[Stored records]
______

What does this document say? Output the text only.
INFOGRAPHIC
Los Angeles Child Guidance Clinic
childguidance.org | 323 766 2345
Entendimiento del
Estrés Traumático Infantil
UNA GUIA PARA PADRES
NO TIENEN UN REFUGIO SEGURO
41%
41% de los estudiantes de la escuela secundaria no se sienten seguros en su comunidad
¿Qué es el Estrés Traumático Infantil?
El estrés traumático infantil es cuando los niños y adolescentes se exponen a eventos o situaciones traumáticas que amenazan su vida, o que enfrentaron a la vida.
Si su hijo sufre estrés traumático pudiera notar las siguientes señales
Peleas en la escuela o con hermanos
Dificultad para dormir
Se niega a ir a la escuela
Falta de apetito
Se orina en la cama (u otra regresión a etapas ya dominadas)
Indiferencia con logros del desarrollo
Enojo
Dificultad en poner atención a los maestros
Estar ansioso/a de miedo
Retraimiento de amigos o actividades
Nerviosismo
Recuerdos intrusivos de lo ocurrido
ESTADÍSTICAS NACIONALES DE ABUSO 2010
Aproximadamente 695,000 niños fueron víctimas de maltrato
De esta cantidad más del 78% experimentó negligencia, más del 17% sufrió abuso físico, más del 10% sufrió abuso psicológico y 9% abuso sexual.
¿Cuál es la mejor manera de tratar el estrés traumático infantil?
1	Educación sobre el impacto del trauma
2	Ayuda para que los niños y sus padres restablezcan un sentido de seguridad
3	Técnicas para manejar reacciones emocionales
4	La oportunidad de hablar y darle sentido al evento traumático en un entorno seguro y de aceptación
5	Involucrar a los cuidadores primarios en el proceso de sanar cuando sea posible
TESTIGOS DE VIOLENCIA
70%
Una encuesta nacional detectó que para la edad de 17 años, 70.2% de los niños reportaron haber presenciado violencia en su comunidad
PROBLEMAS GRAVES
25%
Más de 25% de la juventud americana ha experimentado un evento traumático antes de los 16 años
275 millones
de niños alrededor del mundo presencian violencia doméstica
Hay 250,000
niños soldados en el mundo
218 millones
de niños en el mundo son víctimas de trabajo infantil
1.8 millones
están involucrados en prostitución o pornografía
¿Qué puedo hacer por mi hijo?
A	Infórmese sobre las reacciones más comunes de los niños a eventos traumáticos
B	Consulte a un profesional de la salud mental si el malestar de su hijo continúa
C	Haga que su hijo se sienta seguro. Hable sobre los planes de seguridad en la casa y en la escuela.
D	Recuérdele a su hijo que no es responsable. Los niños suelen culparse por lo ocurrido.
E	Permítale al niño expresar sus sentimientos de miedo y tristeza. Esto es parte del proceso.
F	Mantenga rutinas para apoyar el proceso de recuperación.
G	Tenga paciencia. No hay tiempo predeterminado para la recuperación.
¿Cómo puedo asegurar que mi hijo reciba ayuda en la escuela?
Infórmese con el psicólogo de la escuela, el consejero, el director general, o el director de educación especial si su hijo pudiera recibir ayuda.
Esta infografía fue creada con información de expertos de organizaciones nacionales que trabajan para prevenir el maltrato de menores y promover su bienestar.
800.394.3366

______

*Exercise objective:* Return all lines with the word "miedo" in them.

*The completed task:*
Estar ansioso/a de miedo
E	Permítale al niño expresar sus sentimientos de miedo y tristeza. Esto es parte del proceso.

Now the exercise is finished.